Identify each line containing the word "يحوي" and copy it.

* * * * * * * * *

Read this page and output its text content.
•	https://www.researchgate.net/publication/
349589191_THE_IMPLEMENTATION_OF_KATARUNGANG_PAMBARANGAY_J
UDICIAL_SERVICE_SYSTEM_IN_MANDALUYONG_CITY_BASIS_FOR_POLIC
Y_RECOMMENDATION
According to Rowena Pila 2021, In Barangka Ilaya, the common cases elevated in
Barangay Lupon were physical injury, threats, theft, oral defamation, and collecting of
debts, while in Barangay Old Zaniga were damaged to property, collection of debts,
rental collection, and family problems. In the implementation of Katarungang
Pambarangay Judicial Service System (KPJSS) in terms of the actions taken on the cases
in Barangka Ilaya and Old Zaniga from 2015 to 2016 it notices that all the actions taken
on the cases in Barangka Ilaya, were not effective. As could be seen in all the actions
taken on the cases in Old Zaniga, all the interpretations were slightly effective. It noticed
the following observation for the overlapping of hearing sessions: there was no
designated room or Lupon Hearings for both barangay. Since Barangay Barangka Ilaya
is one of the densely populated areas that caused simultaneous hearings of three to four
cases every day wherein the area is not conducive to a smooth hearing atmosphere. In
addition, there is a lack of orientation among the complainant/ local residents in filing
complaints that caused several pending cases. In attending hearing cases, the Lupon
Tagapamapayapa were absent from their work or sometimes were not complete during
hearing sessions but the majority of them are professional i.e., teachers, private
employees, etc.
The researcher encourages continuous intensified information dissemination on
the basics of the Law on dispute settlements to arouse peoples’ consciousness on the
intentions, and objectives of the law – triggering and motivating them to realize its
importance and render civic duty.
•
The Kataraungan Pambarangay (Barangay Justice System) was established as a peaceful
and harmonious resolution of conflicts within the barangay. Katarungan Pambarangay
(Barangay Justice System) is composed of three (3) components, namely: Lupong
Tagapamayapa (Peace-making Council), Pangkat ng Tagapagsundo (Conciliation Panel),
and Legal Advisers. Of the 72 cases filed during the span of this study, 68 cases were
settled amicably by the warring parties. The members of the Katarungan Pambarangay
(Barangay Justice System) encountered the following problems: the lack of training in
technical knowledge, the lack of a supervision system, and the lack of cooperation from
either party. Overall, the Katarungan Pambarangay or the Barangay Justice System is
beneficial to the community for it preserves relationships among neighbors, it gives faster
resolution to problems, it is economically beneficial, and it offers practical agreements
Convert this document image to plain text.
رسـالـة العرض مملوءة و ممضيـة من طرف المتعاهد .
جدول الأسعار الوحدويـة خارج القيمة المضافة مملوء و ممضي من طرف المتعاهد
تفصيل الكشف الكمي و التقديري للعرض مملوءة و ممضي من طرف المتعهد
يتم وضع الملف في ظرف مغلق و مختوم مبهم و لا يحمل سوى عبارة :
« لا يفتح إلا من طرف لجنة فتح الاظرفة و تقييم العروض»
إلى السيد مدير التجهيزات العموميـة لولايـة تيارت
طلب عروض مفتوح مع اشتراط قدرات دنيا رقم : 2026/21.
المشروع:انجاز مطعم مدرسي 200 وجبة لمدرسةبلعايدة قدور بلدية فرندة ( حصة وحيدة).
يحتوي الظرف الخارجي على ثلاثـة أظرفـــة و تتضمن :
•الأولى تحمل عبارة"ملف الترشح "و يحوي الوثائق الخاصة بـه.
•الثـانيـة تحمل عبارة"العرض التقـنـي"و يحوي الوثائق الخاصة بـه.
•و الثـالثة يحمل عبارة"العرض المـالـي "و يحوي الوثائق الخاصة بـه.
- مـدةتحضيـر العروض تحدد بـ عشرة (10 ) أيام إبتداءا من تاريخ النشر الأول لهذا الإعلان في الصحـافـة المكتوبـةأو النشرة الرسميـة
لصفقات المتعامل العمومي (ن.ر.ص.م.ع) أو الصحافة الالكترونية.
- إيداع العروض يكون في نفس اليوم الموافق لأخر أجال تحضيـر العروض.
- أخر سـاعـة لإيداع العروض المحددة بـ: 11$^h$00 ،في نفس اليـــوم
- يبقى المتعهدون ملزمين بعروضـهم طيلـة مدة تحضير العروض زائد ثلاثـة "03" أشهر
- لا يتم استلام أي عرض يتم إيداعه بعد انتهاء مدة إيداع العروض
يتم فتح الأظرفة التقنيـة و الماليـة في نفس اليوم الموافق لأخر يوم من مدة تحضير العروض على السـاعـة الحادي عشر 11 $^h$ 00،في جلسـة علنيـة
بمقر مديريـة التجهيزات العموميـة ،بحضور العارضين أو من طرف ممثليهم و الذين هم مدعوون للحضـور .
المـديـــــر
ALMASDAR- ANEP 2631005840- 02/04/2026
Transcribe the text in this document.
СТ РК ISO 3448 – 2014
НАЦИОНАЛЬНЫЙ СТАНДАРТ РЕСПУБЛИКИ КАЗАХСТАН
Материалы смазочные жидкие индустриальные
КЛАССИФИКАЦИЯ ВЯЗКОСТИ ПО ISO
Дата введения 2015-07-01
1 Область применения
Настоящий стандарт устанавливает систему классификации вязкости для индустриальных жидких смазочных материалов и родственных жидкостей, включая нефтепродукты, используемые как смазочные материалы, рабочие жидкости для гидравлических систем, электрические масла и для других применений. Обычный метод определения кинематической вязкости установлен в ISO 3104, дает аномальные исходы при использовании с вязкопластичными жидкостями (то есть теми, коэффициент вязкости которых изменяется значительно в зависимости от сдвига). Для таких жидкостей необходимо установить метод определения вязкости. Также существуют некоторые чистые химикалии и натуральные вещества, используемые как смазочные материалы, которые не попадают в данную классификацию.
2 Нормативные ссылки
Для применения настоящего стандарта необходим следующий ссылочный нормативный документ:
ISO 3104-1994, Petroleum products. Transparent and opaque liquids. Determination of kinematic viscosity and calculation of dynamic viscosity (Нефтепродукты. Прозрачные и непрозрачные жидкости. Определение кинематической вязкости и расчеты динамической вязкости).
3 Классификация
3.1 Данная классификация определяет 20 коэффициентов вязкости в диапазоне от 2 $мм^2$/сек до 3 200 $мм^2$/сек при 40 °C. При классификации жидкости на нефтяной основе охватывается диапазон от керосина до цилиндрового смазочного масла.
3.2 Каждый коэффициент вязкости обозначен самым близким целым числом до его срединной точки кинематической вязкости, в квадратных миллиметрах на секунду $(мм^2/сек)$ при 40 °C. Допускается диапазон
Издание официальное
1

* * * * * * * * *

• [Solution to the exercise]:
•الأولى تحمل عبارة"ملف الترشح "و يحوي الوثائق الخاصة بـه.
•الثـانيـة تحمل عبارة"العرض التقـنـي"و يحوي الوثائق الخاصة بـه.
•و الثـالثة يحمل عبارة"العرض المـالـي "و يحوي الوثائق الخاصة بـه.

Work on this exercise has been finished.